_Stored entries_
....

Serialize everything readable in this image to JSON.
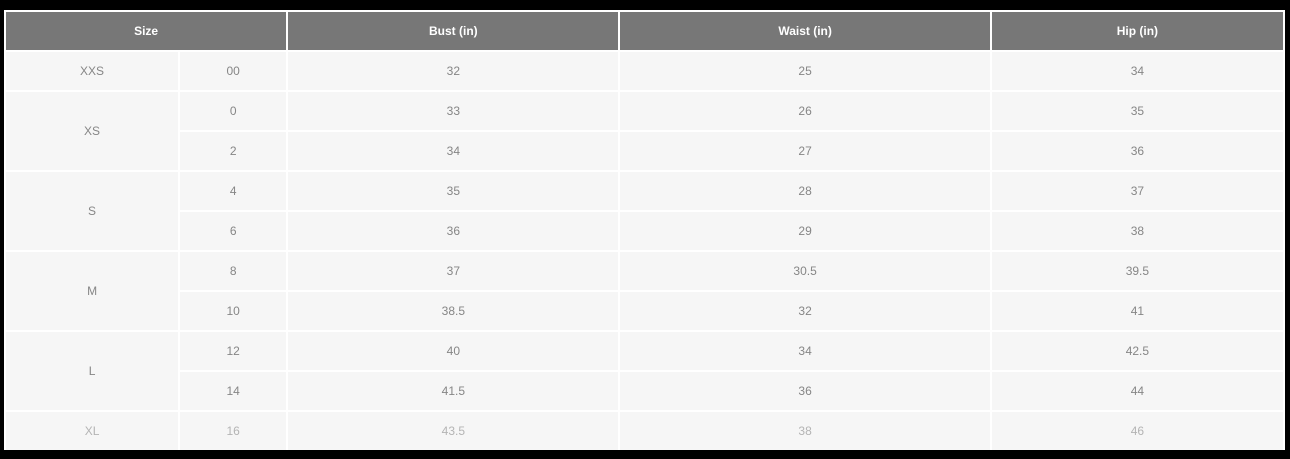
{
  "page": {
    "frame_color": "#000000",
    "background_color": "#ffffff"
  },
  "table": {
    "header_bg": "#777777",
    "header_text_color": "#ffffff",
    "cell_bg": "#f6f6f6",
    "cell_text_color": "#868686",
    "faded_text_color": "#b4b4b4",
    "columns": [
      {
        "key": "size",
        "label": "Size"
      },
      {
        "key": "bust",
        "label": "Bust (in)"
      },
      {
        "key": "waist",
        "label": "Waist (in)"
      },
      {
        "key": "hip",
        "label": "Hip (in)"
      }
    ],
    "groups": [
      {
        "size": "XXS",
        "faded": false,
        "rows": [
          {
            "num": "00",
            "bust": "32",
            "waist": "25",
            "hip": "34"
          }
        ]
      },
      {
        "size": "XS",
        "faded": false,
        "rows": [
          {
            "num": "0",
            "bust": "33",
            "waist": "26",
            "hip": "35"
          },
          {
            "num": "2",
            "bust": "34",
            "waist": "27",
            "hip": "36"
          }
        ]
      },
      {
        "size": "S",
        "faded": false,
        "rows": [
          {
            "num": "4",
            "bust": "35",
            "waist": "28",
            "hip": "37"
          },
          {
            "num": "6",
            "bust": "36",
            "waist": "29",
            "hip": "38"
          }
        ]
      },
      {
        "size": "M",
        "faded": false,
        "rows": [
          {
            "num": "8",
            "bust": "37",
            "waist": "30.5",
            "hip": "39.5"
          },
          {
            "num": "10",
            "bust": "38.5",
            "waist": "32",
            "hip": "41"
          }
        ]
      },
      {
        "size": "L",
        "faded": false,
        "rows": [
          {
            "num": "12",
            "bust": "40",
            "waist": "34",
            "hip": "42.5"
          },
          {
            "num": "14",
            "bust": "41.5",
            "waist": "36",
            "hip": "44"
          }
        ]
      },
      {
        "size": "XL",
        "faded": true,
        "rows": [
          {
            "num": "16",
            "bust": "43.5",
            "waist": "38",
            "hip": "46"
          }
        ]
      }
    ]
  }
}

....

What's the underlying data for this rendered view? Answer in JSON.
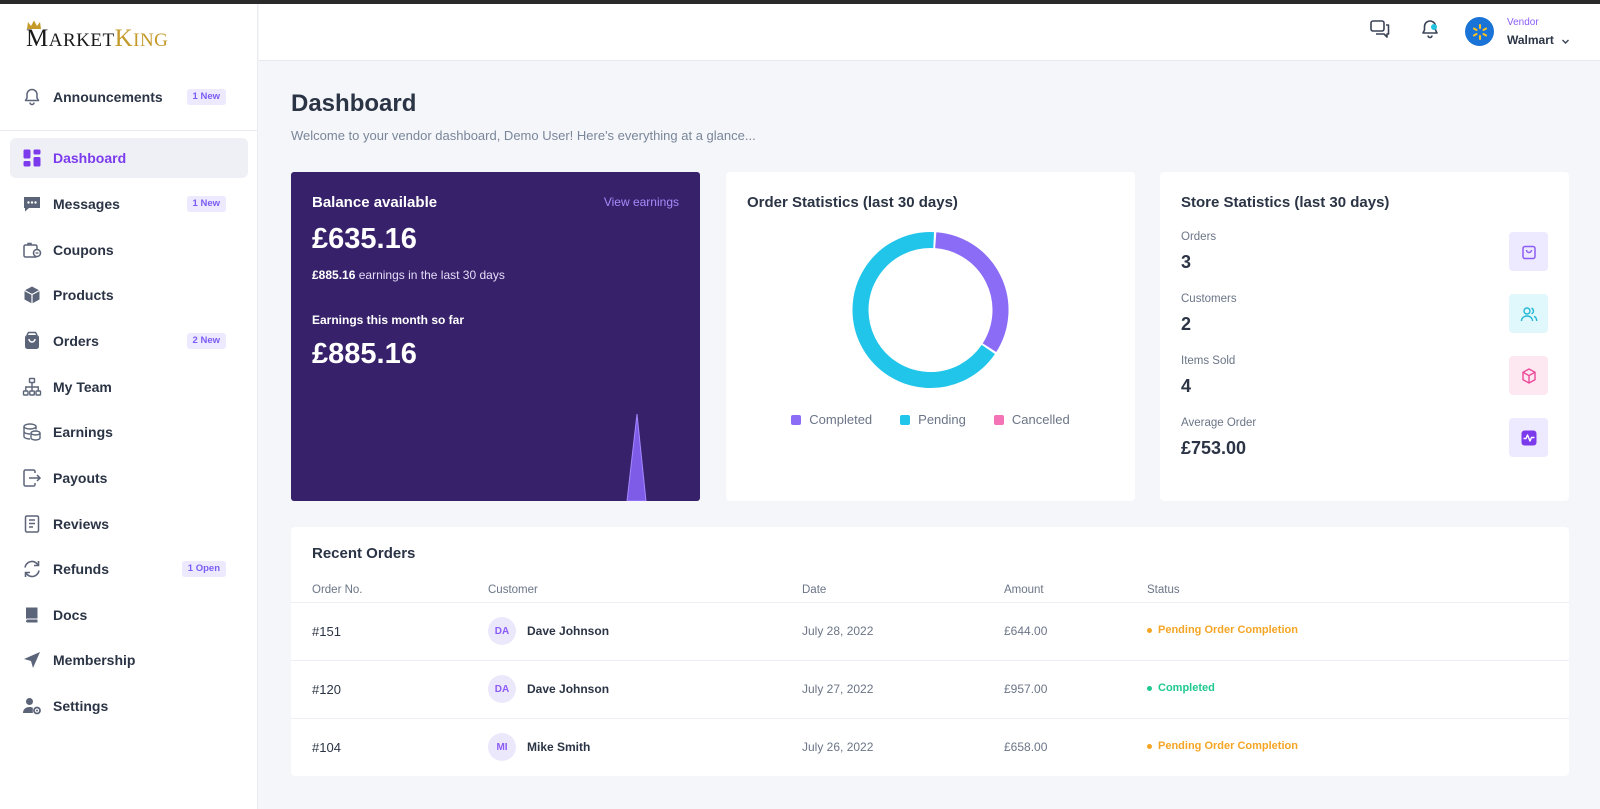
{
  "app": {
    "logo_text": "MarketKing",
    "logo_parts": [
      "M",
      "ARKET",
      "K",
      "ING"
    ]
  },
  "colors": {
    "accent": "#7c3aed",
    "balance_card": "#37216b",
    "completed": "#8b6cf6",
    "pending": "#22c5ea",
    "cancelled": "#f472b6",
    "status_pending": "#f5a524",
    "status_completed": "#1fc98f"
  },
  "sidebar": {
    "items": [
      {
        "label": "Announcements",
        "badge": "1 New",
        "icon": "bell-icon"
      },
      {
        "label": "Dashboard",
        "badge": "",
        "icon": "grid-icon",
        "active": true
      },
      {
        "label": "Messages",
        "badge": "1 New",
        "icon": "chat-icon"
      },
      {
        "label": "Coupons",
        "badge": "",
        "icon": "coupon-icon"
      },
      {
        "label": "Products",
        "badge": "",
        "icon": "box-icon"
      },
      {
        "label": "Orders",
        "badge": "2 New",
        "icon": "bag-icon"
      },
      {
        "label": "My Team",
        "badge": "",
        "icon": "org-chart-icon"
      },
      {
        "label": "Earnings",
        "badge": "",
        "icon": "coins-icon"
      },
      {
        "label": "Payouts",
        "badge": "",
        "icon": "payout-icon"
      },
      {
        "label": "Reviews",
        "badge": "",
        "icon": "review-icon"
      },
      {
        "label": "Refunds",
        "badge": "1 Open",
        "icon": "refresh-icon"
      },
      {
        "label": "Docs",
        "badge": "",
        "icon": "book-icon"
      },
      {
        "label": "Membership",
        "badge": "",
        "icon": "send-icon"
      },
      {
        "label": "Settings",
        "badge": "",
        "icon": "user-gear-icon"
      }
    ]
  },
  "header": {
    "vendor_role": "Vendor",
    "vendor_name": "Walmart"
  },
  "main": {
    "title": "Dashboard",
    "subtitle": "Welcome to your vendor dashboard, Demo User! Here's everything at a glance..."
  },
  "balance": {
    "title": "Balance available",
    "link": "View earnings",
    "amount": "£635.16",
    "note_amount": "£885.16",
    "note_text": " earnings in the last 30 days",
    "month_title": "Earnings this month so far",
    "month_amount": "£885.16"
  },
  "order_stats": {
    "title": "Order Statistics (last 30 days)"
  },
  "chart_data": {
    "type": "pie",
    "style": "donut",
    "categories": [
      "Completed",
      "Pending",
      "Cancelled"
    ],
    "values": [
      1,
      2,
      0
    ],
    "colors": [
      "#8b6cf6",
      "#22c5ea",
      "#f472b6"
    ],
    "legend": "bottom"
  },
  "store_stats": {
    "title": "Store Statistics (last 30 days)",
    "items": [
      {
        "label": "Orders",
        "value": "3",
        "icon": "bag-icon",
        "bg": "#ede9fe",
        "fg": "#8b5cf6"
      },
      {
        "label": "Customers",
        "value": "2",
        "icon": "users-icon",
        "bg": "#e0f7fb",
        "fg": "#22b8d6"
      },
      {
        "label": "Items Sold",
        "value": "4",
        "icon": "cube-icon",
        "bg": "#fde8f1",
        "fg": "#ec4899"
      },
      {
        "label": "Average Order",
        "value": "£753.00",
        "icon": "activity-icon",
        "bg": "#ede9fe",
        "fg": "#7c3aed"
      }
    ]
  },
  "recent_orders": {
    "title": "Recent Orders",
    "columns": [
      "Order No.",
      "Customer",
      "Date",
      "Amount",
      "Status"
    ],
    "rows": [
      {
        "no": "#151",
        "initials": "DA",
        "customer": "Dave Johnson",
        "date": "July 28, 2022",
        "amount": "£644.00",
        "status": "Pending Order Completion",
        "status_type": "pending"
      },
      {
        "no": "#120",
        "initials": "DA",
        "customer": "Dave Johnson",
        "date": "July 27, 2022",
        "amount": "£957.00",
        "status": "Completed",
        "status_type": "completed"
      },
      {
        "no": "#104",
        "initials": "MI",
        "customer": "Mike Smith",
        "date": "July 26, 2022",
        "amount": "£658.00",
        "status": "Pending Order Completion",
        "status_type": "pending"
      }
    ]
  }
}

....

_TASK REQUIREMENTS_
Which lines hold the string "Statistics"? List them all.

_EXERCISE ANSWER_
    "title": "Order Statistics (last 30 days)"
    "title": "Store Statistics (last 30 days)",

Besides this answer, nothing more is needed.